>> Begin
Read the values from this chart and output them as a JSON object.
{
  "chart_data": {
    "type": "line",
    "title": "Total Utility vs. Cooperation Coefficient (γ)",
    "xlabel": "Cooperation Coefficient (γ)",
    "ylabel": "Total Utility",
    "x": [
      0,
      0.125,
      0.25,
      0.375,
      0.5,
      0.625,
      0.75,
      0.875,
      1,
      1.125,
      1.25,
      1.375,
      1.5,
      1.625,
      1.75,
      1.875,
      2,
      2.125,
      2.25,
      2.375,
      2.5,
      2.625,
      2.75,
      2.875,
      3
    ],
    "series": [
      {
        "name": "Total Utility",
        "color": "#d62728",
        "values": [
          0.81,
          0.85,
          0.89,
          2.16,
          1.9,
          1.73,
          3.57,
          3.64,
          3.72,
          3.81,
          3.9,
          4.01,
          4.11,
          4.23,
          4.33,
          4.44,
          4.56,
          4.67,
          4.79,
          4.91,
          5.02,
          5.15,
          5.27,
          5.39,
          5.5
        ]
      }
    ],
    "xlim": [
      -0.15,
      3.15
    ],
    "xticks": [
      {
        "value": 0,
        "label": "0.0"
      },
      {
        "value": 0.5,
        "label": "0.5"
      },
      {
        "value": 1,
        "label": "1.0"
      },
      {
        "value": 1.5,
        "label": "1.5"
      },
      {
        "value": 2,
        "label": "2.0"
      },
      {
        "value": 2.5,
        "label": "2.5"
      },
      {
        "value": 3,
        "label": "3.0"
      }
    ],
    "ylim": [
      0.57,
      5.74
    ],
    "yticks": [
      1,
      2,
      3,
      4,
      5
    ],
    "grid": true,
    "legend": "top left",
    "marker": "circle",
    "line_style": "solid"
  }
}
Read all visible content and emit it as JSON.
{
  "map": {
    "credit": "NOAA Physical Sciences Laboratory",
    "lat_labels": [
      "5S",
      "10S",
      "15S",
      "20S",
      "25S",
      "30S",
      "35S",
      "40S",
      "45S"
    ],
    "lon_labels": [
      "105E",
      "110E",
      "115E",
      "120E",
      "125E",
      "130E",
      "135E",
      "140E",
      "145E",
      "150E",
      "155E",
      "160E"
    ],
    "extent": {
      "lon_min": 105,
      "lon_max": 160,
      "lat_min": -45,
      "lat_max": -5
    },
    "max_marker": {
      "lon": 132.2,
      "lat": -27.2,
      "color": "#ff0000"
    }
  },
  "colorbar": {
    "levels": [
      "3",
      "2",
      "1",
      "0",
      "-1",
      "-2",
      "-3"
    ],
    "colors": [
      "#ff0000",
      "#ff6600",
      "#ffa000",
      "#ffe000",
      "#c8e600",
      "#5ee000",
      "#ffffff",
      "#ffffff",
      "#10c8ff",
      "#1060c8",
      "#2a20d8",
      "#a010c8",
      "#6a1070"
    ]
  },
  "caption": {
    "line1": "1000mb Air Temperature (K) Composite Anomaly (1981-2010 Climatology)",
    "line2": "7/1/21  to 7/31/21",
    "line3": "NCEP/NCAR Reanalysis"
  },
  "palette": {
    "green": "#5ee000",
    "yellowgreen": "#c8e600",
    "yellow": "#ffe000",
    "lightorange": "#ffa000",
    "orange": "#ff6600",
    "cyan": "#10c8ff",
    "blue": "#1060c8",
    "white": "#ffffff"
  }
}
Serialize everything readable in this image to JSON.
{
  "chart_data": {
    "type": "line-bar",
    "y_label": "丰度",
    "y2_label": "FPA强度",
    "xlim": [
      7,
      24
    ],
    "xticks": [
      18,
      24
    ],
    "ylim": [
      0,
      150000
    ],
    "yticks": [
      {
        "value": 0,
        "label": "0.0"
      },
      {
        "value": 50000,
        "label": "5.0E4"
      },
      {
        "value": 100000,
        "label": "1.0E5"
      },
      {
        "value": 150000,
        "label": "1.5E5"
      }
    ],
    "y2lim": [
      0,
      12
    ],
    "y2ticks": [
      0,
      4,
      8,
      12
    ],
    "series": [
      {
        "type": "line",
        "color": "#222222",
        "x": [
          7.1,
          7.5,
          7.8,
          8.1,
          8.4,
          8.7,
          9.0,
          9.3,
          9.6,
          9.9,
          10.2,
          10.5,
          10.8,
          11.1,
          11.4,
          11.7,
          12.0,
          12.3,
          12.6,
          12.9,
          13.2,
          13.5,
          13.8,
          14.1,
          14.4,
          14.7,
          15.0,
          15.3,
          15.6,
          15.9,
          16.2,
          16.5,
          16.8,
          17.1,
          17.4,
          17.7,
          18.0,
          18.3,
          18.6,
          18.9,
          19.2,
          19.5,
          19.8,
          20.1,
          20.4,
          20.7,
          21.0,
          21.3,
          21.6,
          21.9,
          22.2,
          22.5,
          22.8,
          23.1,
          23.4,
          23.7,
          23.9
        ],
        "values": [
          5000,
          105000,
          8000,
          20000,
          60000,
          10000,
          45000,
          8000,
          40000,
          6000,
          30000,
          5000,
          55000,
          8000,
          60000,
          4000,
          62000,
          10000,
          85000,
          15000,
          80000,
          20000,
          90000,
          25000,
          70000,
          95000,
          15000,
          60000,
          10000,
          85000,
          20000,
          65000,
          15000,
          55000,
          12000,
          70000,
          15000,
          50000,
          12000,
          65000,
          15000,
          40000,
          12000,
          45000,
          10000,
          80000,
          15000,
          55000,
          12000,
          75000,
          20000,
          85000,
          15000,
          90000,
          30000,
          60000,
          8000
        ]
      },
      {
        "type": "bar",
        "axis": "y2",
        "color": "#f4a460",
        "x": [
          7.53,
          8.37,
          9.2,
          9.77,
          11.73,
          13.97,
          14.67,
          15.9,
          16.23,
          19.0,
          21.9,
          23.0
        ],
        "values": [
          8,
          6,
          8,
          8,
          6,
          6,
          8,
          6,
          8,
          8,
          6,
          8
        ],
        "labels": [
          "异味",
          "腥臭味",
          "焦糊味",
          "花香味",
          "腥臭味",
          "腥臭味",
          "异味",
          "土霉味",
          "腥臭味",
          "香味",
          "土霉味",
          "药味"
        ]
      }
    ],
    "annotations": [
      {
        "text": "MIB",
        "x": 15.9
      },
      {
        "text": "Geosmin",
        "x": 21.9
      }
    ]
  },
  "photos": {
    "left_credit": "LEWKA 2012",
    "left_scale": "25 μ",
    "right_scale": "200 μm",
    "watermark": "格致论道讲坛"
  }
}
>> End
[What you have to do]:
Copy out the full listing exactly.

[Full solution]:
Read the values from this chart and output them as a JSON object.
{
  "chart_data": {
    "type": "line",
    "title": "Total Utility vs. Cooperation Coefficient (γ)",
    "xlabel": "Cooperation Coefficient (γ)",
    "ylabel": "Total Utility",
    "x": [
      0,
      0.125,
      0.25,
      0.375,
      0.5,
      0.625,
      0.75,
      0.875,
      1,
      1.125,
      1.25,
      1.375,
      1.5,
      1.625,
      1.75,
      1.875,
      2,
      2.125,
      2.25,
      2.375,
      2.5,
      2.625,
      2.75,
      2.875,
      3
    ],
    "series": [
      {
        "name": "Total Utility",
        "color": "#d62728",
        "values": [
          0.81,
          0.85,
          0.89,
          2.16,
          1.9,
          1.73,
          3.57,
          3.64,
          3.72,
          3.81,
          3.9,
          4.01,
          4.11,
          4.23,
          4.33,
          4.44,
          4.56,
          4.67,
          4.79,
          4.91,
          5.02,
          5.15,
          5.27,
          5.39,
          5.5
        ]
      }
    ],
    "xlim": [
      -0.15,
      3.15
    ],
    "xticks": [
      {
        "value": 0,
        "label": "0.0"
      },
      {
        "value": 0.5,
        "label": "0.5"
      },
      {
        "value": 1,
        "label": "1.0"
      },
      {
        "value": 1.5,
        "label": "1.5"
      },
      {
        "value": 2,
        "label": "2.0"
      },
      {
        "value": 2.5,
        "label": "2.5"
      },
      {
        "value": 3,
        "label": "3.0"
      }
    ],
    "ylim": [
      0.57,
      5.74
    ],
    "yticks": [
      1,
      2,
      3,
      4,
      5
    ],
    "grid": true,
    "legend": "top left",
    "marker": "circle",
    "line_style": "solid"
  }
}
Read all visible content and emit it as JSON.
{
  "map": {
    "credit": "NOAA Physical Sciences Laboratory",
    "lat_labels": [
      "5S",
      "10S",
      "15S",
      "20S",
      "25S",
      "30S",
      "35S",
      "40S",
      "45S"
    ],
    "lon_labels": [
      "105E",
      "110E",
      "115E",
      "120E",
      "125E",
      "130E",
      "135E",
      "140E",
      "145E",
      "150E",
      "155E",
      "160E"
    ],
    "extent": {
      "lon_min": 105,
      "lon_max": 160,
      "lat_min": -45,
      "lat_max": -5
    },
    "max_marker": {
      "lon": 132.2,
      "lat": -27.2,
      "color": "#ff0000"
    }
  },
  "colorbar": {
    "levels": [
      "3",
      "2",
      "1",
      "0",
      "-1",
      "-2",
      "-3"
    ],
    "colors": [
      "#ff0000",
      "#ff6600",
      "#ffa000",
      "#ffe000",
      "#c8e600",
      "#5ee000",
      "#ffffff",
      "#ffffff",
      "#10c8ff",
      "#1060c8",
      "#2a20d8",
      "#a010c8",
      "#6a1070"
    ]
  },
  "caption": {
    "line1": "1000mb Air Temperature (K) Composite Anomaly (1981-2010 Climatology)",
    "line2": "7/1/21  to 7/31/21",
    "line3": "NCEP/NCAR Reanalysis"
  },
  "palette": {
    "green": "#5ee000",
    "yellowgreen": "#c8e600",
    "yellow": "#ffe000",
    "lightorange": "#ffa000",
    "orange": "#ff6600",
    "cyan": "#10c8ff",
    "blue": "#1060c8",
    "white": "#ffffff"
  }
}
Serialize everything readable in this image to JSON.
{
  "chart_data": {
    "type": "line-bar",
    "y_label": "丰度",
    "y2_label": "FPA强度",
    "xlim": [
      7,
      24
    ],
    "xticks": [
      18,
      24
    ],
    "ylim": [
      0,
      150000
    ],
    "yticks": [
      {
        "value": 0,
        "label": "0.0"
      },
      {
        "value": 50000,
        "label": "5.0E4"
      },
      {
        "value": 100000,
        "label": "1.0E5"
      },
      {
        "value": 150000,
        "label": "1.5E5"
      }
    ],
    "y2lim": [
      0,
      12
    ],
    "y2ticks": [
      0,
      4,
      8,
      12
    ],
    "series": [
      {
        "type": "line",
        "color": "#222222",
        "x": [
          7.1,
          7.5,
          7.8,
          8.1,
          8.4,
          8.7,
          9.0,
          9.3,
          9.6,
          9.9,
          10.2,
          10.5,
          10.8,
          11.1,
          11.4,
          11.7,
          12.0,
          12.3,
          12.6,
          12.9,
          13.2,
          13.5,
          13.8,
          14.1,
          14.4,
          14.7,
          15.0,
          15.3,
          15.6,
          15.9,
          16.2,
          16.5,
          16.8,
          17.1,
          17.4,
          17.7,
          18.0,
          18.3,
          18.6,
          18.9,
          19.2,
          19.5,
          19.8,
          20.1,
          20.4,
          20.7,
          21.0,
          21.3,
          21.6,
          21.9,
          22.2,
          22.5,
          22.8,
          23.1,
          23.4,
          23.7,
          23.9
        ],
        "values": [
          5000,
          105000,
          8000,
          20000,
          60000,
          10000,
          45000,
          8000,
          40000,
          6000,
          30000,
          5000,
          55000,
          8000,
          60000,
          4000,
          62000,
          10000,
          85000,
          15000,
          80000,
          20000,
          90000,
          25000,
          70000,
          95000,
          15000,
          60000,
          10000,
          85000,
          20000,
          65000,
          15000,
          55000,
          12000,
          70000,
          15000,
          50000,
          12000,
          65000,
          15000,
          40000,
          12000,
          45000,
          10000,
          80000,
          15000,
          55000,
          12000,
          75000,
          20000,
          85000,
          15000,
          90000,
          30000,
          60000,
          8000
        ]
      },
      {
        "type": "bar",
        "axis": "y2",
        "color": "#f4a460",
        "x": [
          7.53,
          8.37,
          9.2,
          9.77,
          11.73,
          13.97,
          14.67,
          15.9,
          16.23,
          19.0,
          21.9,
          23.0
        ],
        "values": [
          8,
          6,
          8,
          8,
          6,
          6,
          8,
          6,
          8,
          8,
          6,
          8
        ],
        "labels": [
          "异味",
          "腥臭味",
          "焦糊味",
          "花香味",
          "腥臭味",
          "腥臭味",
          "异味",
          "土霉味",
          "腥臭味",
          "香味",
          "土霉味",
          "药味"
        ]
      }
    ],
    "annotations": [
      {
        "text": "MIB",
        "x": 15.9
      },
      {
        "text": "Geosmin",
        "x": 21.9
      }
    ]
  },
  "photos": {
    "left_credit": "LEWKA 2012",
    "left_scale": "25 μ",
    "right_scale": "200 μm",
    "watermark": "格致论道讲坛"
  }
}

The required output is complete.